◆ **Records for the exercise**:

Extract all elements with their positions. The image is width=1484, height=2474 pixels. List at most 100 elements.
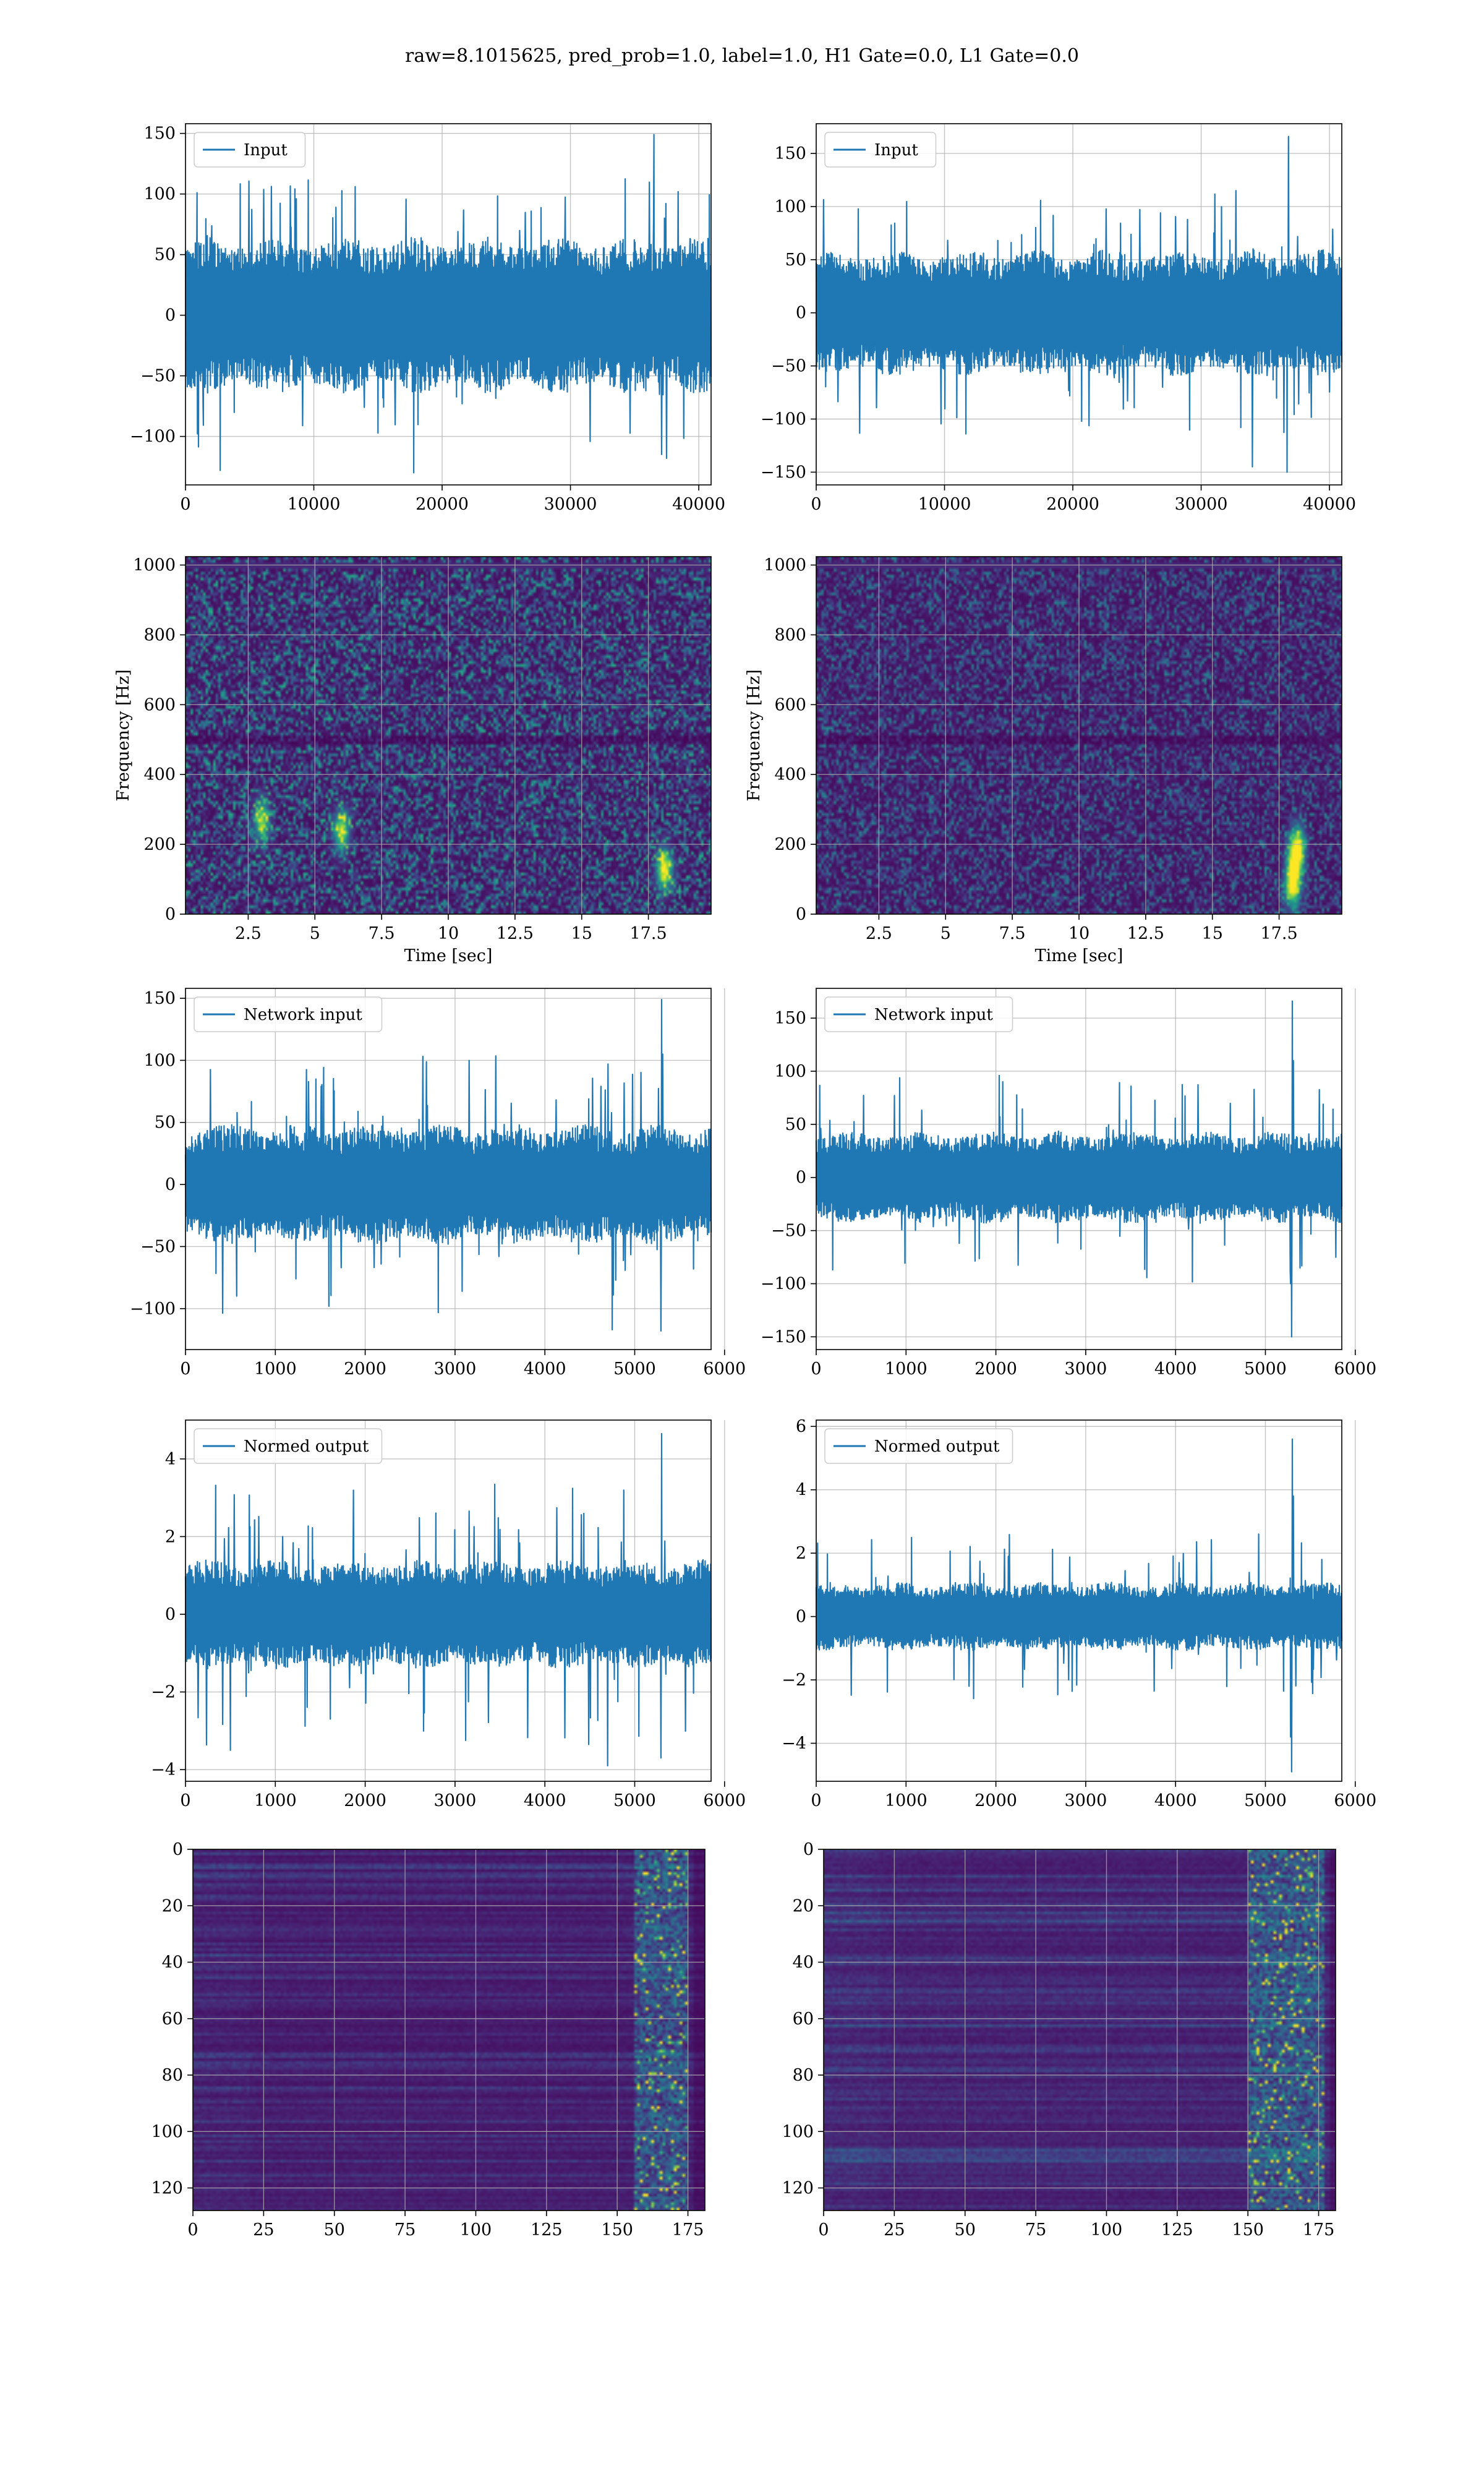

---

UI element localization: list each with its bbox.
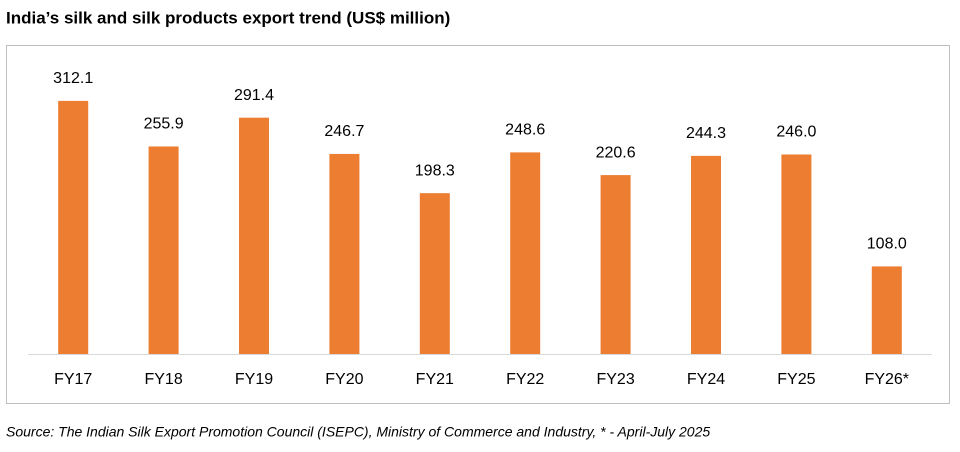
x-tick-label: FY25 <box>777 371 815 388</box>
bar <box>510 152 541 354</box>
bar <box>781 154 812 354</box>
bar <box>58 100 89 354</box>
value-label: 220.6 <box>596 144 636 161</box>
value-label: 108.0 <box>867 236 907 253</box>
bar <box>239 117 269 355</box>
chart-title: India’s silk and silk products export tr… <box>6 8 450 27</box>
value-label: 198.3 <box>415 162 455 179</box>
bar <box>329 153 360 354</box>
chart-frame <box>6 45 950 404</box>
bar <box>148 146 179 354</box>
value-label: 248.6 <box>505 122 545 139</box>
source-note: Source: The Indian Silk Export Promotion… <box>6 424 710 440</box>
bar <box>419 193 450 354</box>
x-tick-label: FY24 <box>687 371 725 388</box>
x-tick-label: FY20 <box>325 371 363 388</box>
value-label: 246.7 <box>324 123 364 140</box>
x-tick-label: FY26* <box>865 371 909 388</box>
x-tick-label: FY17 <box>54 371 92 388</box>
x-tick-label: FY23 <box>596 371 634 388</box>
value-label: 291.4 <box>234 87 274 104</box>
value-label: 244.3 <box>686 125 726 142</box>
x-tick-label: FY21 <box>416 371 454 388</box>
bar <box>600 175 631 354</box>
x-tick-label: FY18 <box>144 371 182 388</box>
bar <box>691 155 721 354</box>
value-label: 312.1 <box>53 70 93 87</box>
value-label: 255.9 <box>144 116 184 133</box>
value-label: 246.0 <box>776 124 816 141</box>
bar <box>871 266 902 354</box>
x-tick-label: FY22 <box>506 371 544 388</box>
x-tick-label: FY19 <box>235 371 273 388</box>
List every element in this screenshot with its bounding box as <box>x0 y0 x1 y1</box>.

◆ **Exercise directions**:
Could you give the part that opens with the line containing "UI element localization: list" and closes with the line containing "x-tick-label: FY20 <box>325 371 363 388</box>" as a two-column CSV with the headers input and output? Use one row per entry, put each field in quotes, replace line breaks with spaces, and leave the pictures out.

◆ **Expected answer**:
input,output
"UI element localization: list each with its bbox.","x-tick-label: FY25 <box>777 371 815 388</box> bar <box>510 152 541 354</box> bar <box>781 154 812 354</box> bar <box>58 100 89 354</box> value-label: 220.6 <box>596 144 636 161</box> value-label: 108.0 <box>867 236 907 253</box> bar <box>239 117 269 355</box> chart-title: India’s silk and silk products export tr… <box>6 8 450 27</box> value-label: 198.3 <box>415 162 455 179</box> bar <box>329 153 360 354</box> chart-frame <box>6 45 950 404</box> bar <box>148 146 179 354</box> value-label: 248.6 <box>505 122 545 139</box> source-note: Source: The Indian Silk Export Promotion… <box>6 424 710 440</box> bar <box>419 193 450 354</box> x-tick-label: FY24 <box>687 371 725 388</box> x-tick-label: FY20 <box>325 371 363 388</box>"